** begin Given data **
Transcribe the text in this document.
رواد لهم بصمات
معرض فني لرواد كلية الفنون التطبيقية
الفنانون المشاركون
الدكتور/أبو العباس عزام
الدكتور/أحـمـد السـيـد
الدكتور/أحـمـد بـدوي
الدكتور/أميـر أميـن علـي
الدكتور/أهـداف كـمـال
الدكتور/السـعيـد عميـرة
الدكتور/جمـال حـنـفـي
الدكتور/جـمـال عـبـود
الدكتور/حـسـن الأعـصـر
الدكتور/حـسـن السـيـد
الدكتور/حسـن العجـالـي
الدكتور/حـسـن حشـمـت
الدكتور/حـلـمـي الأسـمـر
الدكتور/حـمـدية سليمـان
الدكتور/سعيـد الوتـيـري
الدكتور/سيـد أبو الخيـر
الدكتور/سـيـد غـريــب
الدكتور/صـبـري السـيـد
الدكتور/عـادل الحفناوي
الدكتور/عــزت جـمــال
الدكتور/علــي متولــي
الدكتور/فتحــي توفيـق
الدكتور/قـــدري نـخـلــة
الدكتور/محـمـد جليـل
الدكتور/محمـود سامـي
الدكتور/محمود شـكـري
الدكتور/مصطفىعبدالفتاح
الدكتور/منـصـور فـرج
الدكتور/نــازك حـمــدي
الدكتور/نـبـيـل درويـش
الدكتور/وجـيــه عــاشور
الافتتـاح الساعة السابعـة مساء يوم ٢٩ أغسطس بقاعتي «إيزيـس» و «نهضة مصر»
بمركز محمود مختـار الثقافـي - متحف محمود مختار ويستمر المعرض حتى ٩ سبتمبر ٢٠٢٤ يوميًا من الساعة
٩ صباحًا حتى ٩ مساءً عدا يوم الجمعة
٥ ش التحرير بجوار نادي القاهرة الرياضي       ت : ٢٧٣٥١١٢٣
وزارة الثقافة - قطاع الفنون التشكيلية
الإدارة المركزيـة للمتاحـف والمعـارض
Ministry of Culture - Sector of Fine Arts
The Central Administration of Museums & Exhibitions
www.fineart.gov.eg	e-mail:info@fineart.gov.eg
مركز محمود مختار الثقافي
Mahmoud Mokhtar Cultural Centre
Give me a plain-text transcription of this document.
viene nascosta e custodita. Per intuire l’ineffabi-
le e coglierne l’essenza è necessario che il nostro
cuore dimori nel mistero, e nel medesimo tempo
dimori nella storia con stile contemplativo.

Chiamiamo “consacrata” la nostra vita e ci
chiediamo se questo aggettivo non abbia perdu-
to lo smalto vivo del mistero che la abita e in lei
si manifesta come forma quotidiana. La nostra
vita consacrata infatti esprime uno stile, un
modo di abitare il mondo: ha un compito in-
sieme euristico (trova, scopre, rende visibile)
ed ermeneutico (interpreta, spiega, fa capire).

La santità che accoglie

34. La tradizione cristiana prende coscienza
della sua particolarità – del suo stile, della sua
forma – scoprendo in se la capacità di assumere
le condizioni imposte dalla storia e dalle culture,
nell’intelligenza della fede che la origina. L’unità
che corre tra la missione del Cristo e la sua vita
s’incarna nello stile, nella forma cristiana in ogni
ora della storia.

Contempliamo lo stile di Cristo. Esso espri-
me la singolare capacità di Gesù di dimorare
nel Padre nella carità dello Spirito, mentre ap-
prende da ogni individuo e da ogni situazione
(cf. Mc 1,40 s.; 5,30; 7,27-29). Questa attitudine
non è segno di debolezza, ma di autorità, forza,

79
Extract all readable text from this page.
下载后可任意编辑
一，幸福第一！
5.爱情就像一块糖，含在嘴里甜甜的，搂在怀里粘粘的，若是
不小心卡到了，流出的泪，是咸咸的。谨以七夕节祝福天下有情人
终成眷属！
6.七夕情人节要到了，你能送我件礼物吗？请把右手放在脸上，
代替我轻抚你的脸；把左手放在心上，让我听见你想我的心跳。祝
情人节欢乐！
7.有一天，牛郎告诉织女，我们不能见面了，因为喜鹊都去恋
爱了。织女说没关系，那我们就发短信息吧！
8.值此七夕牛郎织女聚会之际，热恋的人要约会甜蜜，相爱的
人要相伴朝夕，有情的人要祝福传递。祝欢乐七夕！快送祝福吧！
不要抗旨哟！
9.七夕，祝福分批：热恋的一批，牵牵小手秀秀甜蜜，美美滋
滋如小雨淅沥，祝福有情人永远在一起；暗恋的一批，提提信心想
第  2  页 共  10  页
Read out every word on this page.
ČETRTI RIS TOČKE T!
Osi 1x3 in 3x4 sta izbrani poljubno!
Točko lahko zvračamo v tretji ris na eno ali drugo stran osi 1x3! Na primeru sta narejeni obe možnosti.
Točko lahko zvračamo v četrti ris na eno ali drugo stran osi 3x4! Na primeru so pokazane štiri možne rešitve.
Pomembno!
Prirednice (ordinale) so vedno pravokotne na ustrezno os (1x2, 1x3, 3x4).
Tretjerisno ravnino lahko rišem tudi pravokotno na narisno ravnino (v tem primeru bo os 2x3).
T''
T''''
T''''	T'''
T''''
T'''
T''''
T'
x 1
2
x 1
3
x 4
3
** end Given data **
Task statement: Write out the records above again, keeping each one identical to the original.

Full response:
Transcribe the text in this document.
رواد لهم بصمات
معرض فني لرواد كلية الفنون التطبيقية
الفنانون المشاركون
الدكتور/أبو العباس عزام
الدكتور/أحـمـد السـيـد
الدكتور/أحـمـد بـدوي
الدكتور/أميـر أميـن علـي
الدكتور/أهـداف كـمـال
الدكتور/السـعيـد عميـرة
الدكتور/جمـال حـنـفـي
الدكتور/جـمـال عـبـود
الدكتور/حـسـن الأعـصـر
الدكتور/حـسـن السـيـد
الدكتور/حسـن العجـالـي
الدكتور/حـسـن حشـمـت
الدكتور/حـلـمـي الأسـمـر
الدكتور/حـمـدية سليمـان
الدكتور/سعيـد الوتـيـري
الدكتور/سيـد أبو الخيـر
الدكتور/سـيـد غـريــب
الدكتور/صـبـري السـيـد
الدكتور/عـادل الحفناوي
الدكتور/عــزت جـمــال
الدكتور/علــي متولــي
الدكتور/فتحــي توفيـق
الدكتور/قـــدري نـخـلــة
الدكتور/محـمـد جليـل
الدكتور/محمـود سامـي
الدكتور/محمود شـكـري
الدكتور/مصطفىعبدالفتاح
الدكتور/منـصـور فـرج
الدكتور/نــازك حـمــدي
الدكتور/نـبـيـل درويـش
الدكتور/وجـيــه عــاشور
الافتتـاح الساعة السابعـة مساء يوم ٢٩ أغسطس بقاعتي «إيزيـس» و «نهضة مصر»
بمركز محمود مختـار الثقافـي - متحف محمود مختار ويستمر المعرض حتى ٩ سبتمبر ٢٠٢٤ يوميًا من الساعة
٩ صباحًا حتى ٩ مساءً عدا يوم الجمعة
٥ ش التحرير بجوار نادي القاهرة الرياضي       ت : ٢٧٣٥١١٢٣
وزارة الثقافة - قطاع الفنون التشكيلية
الإدارة المركزيـة للمتاحـف والمعـارض
Ministry of Culture - Sector of Fine Arts
The Central Administration of Museums & Exhibitions
www.fineart.gov.eg	e-mail:info@fineart.gov.eg
مركز محمود مختار الثقافي
Mahmoud Mokhtar Cultural Centre
Give me a plain-text transcription of this document.
viene nascosta e custodita. Per intuire l’ineffabi-
le e coglierne l’essenza è necessario che il nostro
cuore dimori nel mistero, e nel medesimo tempo
dimori nella storia con stile contemplativo.

Chiamiamo “consacrata” la nostra vita e ci
chiediamo se questo aggettivo non abbia perdu-
to lo smalto vivo del mistero che la abita e in lei
si manifesta come forma quotidiana. La nostra
vita consacrata infatti esprime uno stile, un
modo di abitare il mondo: ha un compito in-
sieme euristico (trova, scopre, rende visibile)
ed ermeneutico (interpreta, spiega, fa capire).

La santità che accoglie

34. La tradizione cristiana prende coscienza
della sua particolarità – del suo stile, della sua
forma – scoprendo in se la capacità di assumere
le condizioni imposte dalla storia e dalle culture,
nell’intelligenza della fede che la origina. L’unità
che corre tra la missione del Cristo e la sua vita
s’incarna nello stile, nella forma cristiana in ogni
ora della storia.

Contempliamo lo stile di Cristo. Esso espri-
me la singolare capacità di Gesù di dimorare
nel Padre nella carità dello Spirito, mentre ap-
prende da ogni individuo e da ogni situazione
(cf. Mc 1,40 s.; 5,30; 7,27-29). Questa attitudine
non è segno di debolezza, ma di autorità, forza,

79
Extract all readable text from this page.
下载后可任意编辑
一，幸福第一！
5.爱情就像一块糖，含在嘴里甜甜的，搂在怀里粘粘的，若是
不小心卡到了，流出的泪，是咸咸的。谨以七夕节祝福天下有情人
终成眷属！
6.七夕情人节要到了，你能送我件礼物吗？请把右手放在脸上，
代替我轻抚你的脸；把左手放在心上，让我听见你想我的心跳。祝
情人节欢乐！
7.有一天，牛郎告诉织女，我们不能见面了，因为喜鹊都去恋
爱了。织女说没关系，那我们就发短信息吧！
8.值此七夕牛郎织女聚会之际，热恋的人要约会甜蜜，相爱的
人要相伴朝夕，有情的人要祝福传递。祝欢乐七夕！快送祝福吧！
不要抗旨哟！
9.七夕，祝福分批：热恋的一批，牵牵小手秀秀甜蜜，美美滋
滋如小雨淅沥，祝福有情人永远在一起；暗恋的一批，提提信心想
第  2  页 共  10  页
Read out every word on this page.
ČETRTI RIS TOČKE T!
Osi 1x3 in 3x4 sta izbrani poljubno!
Točko lahko zvračamo v tretji ris na eno ali drugo stran osi 1x3! Na primeru sta narejeni obe možnosti.
Točko lahko zvračamo v četrti ris na eno ali drugo stran osi 3x4! Na primeru so pokazane štiri možne rešitve.
Pomembno!
Prirednice (ordinale) so vedno pravokotne na ustrezno os (1x2, 1x3, 3x4).
Tretjerisno ravnino lahko rišem tudi pravokotno na narisno ravnino (v tem primeru bo os 2x3).
T''
T''''
T''''	T'''
T''''
T'''
T''''
T'
x 1
2
x 1
3
x 4
3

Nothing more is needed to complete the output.